* EXERCISE BRIEF
Below is a block of records; reproduce all of them exactly and leave out any pictures.
── RAW RECORDS
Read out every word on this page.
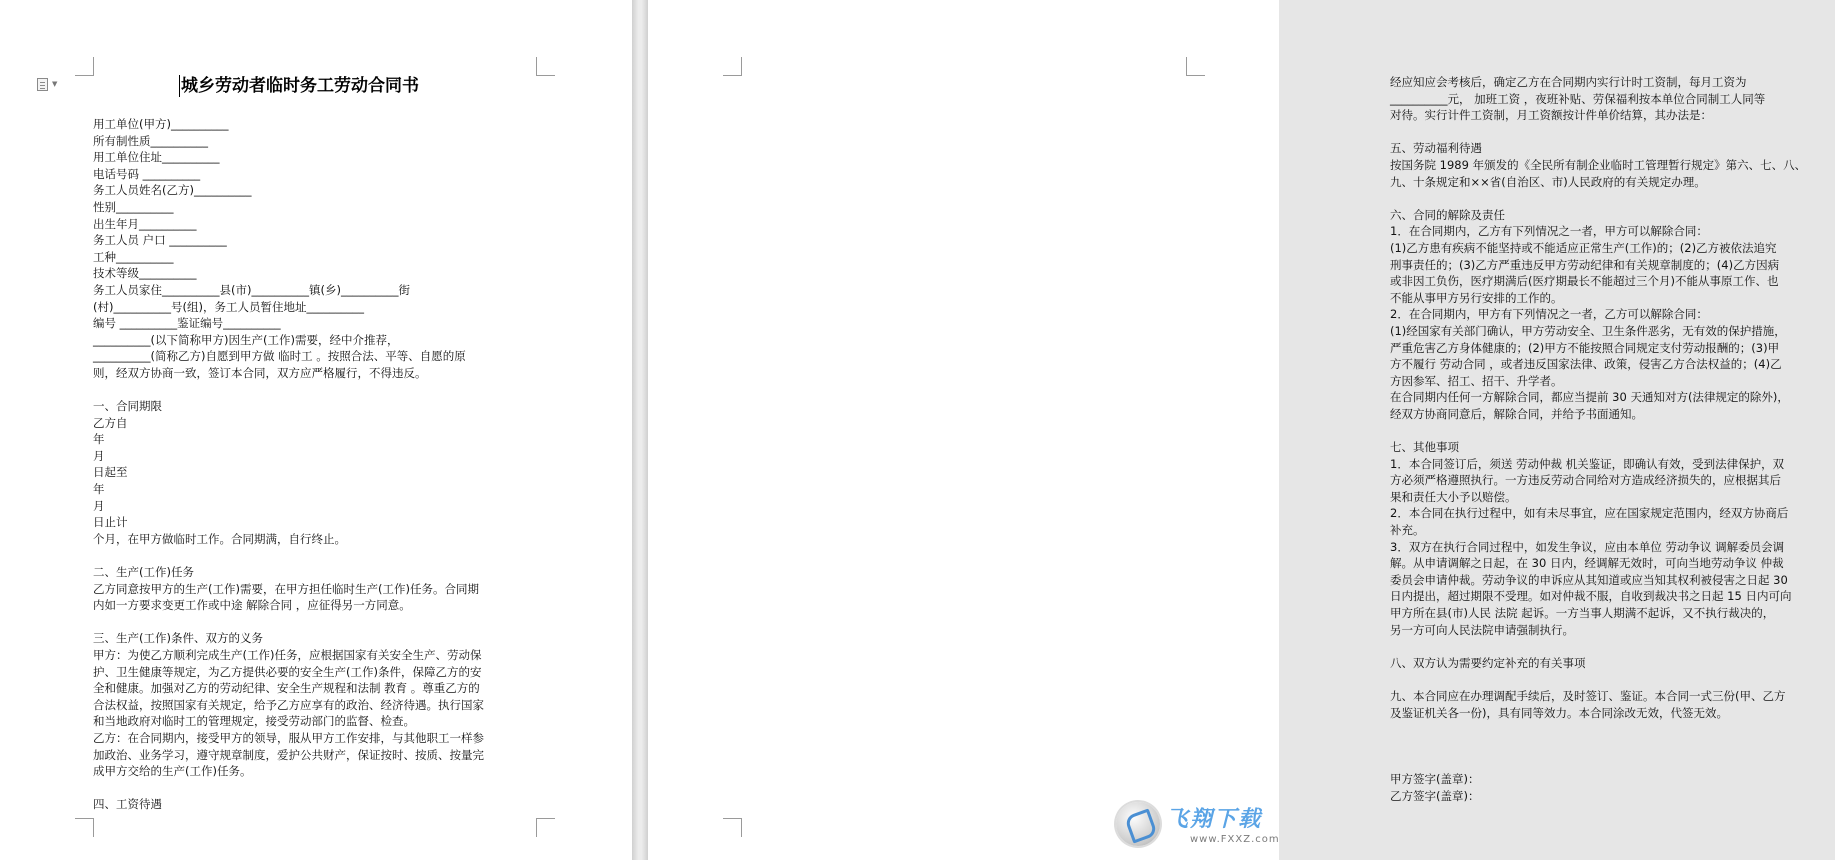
▼	城乡劳动者临时务工劳动合同书

用工单位(甲方)__________

所有制性质__________

用工单位住址__________

电话号码 __________

务工人员姓名(乙方)__________

性别__________

出生年月__________

务工人员 户口 __________

工种__________

技术等级__________

务工人员家住__________县(市)__________镇(乡)__________街

(村)__________号(组)，务工人员暂住地址__________

编号 __________鉴证编号__________

__________(以下简称甲方)因生产(工作)需要，经中介推荐，

__________(简称乙方)自愿到甲方做 临时工 。按照合法、平等、自愿的原

则，经双方协商一致，签订本合同，双方应严格履行，不得违反。

一、合同期限

乙方自

年

月

日起至

年

月

日止计

个月，在甲方做临时工作。合同期满，自行终止。

二、生产(工作)任务

乙方同意按甲方的生产(工作)需要，在甲方担任临时生产(工作)任务。合同期

内如一方要求变更工作或中途 解除合同 ，应征得另一方同意。

三、生产(工作)条件、双方的义务

甲方：为使乙方顺利完成生产(工作)任务，应根据国家有关安全生产、劳动保

护、卫生健康等规定，为乙方提供必要的安全生产(工作)条件，保障乙方的安

全和健康。加强对乙方的劳动纪律、安全生产规程和法制 教育 。尊重乙方的

合法权益，按照国家有关规定，给予乙方应享有的政治、经济待遇。执行国家

和当地政府对临时工的管理规定，接受劳动部门的监督、检查。

乙方：在合同期内，接受甲方的领导，服从甲方工作安排，与其他职工一样参

加政治、业务学习，遵守规章制度，爱护公共财产，保证按时、按质、按量完

成甲方交给的生产(工作)任务。

四、工资待遇

经应知应会考核后，确定乙方在合同期内实行计时工资制，每月工资为

__________元， 加班工资 ，夜班补贴、劳保福利按本单位合同制工人同等

对待。实行计件工资制，月工资额按计件单价结算，其办法是：

五、劳动福利待遇

按国务院 1989 年颁发的《全民所有制企业临时工管理暂行规定》第六、七、八、

九、十条规定和××省(自治区、市)人民政府的有关规定办理。

六、合同的解除及责任

1．在合同期内，乙方有下列情况之一者，甲方可以解除合同：

(1)乙方患有疾病不能坚持或不能适应正常生产(工作)的；(2)乙方被依法追究

刑事责任的；(3)乙方严重违反甲方劳动纪律和有关规章制度的；(4)乙方因病

或非因工负伤，医疗期满后(医疗期最长不能超过三个月)不能从事原工作、也

不能从事甲方另行安排的工作的。

2．在合同期内，甲方有下列情况之一者，乙方可以解除合同：

(1)经国家有关部门确认，甲方劳动安全、卫生条件恶劣，无有效的保护措施，

严重危害乙方身体健康的；(2)甲方不能按照合同规定支付劳动报酬的；(3)甲

方不履行 劳动合同 ，或者违反国家法律、政策，侵害乙方合法权益的；(4)乙

方因参军、招工、招干、升学者。

在合同期内任何一方解除合同，都应当提前 30 天通知对方(法律规定的除外)，

经双方协商同意后，解除合同，并给予书面通知。

七、其他事项

1．本合同签订后，须送 劳动仲裁 机关鉴证，即确认有效，受到法律保护，双

方必须严格遵照执行。一方违反劳动合同给对方造成经济损失的，应根据其后

果和责任大小予以赔偿。

2．本合同在执行过程中，如有未尽事宜，应在国家规定范围内，经双方协商后

补充。

3．双方在执行合同过程中，如发生争议，应由本单位 劳动争议 调解委员会调

解。从申请调解之日起，在 30 日内，经调解无效时，可向当地劳动争议 仲裁

委员会申请仲裁。劳动争议的申诉应从其知道或应当知其权利被侵害之日起 30

日内提出，超过期限不受理。如对仲裁不服，自收到裁决书之日起 15 日内可向

甲方所在县(市)人民 法院 起诉。一方当事人期满不起诉，又不执行裁决的，

另一方可向人民法院申请强制执行。

八、双方认为需要约定补充的有关事项

九、本合同应在办理调配手续后，及时签订、鉴证。本合同一式三份(甲、乙方

及鉴证机关各一份)，具有同等效力。本合同涂改无效，代签无效。

甲方签字(盖章)：

乙方签字(盖章)：

飞翔下载
www.FXXZ.com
────
* EXPECTED OUTPUT
Read out every word on this page.
▼	城乡劳动者临时务工劳动合同书

用工单位(甲方)__________

所有制性质__________

用工单位住址__________

电话号码 __________

务工人员姓名(乙方)__________

性别__________

出生年月__________

务工人员 户口 __________

工种__________

技术等级__________

务工人员家住__________县(市)__________镇(乡)__________街

(村)__________号(组)，务工人员暂住地址__________

编号 __________鉴证编号__________

__________(以下简称甲方)因生产(工作)需要，经中介推荐，

__________(简称乙方)自愿到甲方做 临时工 。按照合法、平等、自愿的原

则，经双方协商一致，签订本合同，双方应严格履行，不得违反。

一、合同期限

乙方自

年

月

日起至

年

月

日止计

个月，在甲方做临时工作。合同期满，自行终止。

二、生产(工作)任务

乙方同意按甲方的生产(工作)需要，在甲方担任临时生产(工作)任务。合同期

内如一方要求变更工作或中途 解除合同 ，应征得另一方同意。

三、生产(工作)条件、双方的义务

甲方：为使乙方顺利完成生产(工作)任务，应根据国家有关安全生产、劳动保

护、卫生健康等规定，为乙方提供必要的安全生产(工作)条件，保障乙方的安

全和健康。加强对乙方的劳动纪律、安全生产规程和法制 教育 。尊重乙方的

合法权益，按照国家有关规定，给予乙方应享有的政治、经济待遇。执行国家

和当地政府对临时工的管理规定，接受劳动部门的监督、检查。

乙方：在合同期内，接受甲方的领导，服从甲方工作安排，与其他职工一样参

加政治、业务学习，遵守规章制度，爱护公共财产，保证按时、按质、按量完

成甲方交给的生产(工作)任务。

四、工资待遇

经应知应会考核后，确定乙方在合同期内实行计时工资制，每月工资为

__________元， 加班工资 ，夜班补贴、劳保福利按本单位合同制工人同等

对待。实行计件工资制，月工资额按计件单价结算，其办法是：

五、劳动福利待遇

按国务院 1989 年颁发的《全民所有制企业临时工管理暂行规定》第六、七、八、

九、十条规定和××省(自治区、市)人民政府的有关规定办理。

六、合同的解除及责任

1．在合同期内，乙方有下列情况之一者，甲方可以解除合同：

(1)乙方患有疾病不能坚持或不能适应正常生产(工作)的；(2)乙方被依法追究

刑事责任的；(3)乙方严重违反甲方劳动纪律和有关规章制度的；(4)乙方因病

或非因工负伤，医疗期满后(医疗期最长不能超过三个月)不能从事原工作、也

不能从事甲方另行安排的工作的。

2．在合同期内，甲方有下列情况之一者，乙方可以解除合同：

(1)经国家有关部门确认，甲方劳动安全、卫生条件恶劣，无有效的保护措施，

严重危害乙方身体健康的；(2)甲方不能按照合同规定支付劳动报酬的；(3)甲

方不履行 劳动合同 ，或者违反国家法律、政策，侵害乙方合法权益的；(4)乙

方因参军、招工、招干、升学者。

在合同期内任何一方解除合同，都应当提前 30 天通知对方(法律规定的除外)，

经双方协商同意后，解除合同，并给予书面通知。

七、其他事项

1．本合同签订后，须送 劳动仲裁 机关鉴证，即确认有效，受到法律保护，双

方必须严格遵照执行。一方违反劳动合同给对方造成经济损失的，应根据其后

果和责任大小予以赔偿。

2．本合同在执行过程中，如有未尽事宜，应在国家规定范围内，经双方协商后

补充。

3．双方在执行合同过程中，如发生争议，应由本单位 劳动争议 调解委员会调

解。从申请调解之日起，在 30 日内，经调解无效时，可向当地劳动争议 仲裁

委员会申请仲裁。劳动争议的申诉应从其知道或应当知其权利被侵害之日起 30

日内提出，超过期限不受理。如对仲裁不服，自收到裁决书之日起 15 日内可向

甲方所在县(市)人民 法院 起诉。一方当事人期满不起诉，又不执行裁决的，

另一方可向人民法院申请强制执行。

八、双方认为需要约定补充的有关事项

九、本合同应在办理调配手续后，及时签订、鉴证。本合同一式三份(甲、乙方

及鉴证机关各一份)，具有同等效力。本合同涂改无效，代签无效。

甲方签字(盖章)：

乙方签字(盖章)：

飞翔下载
www.FXXZ.com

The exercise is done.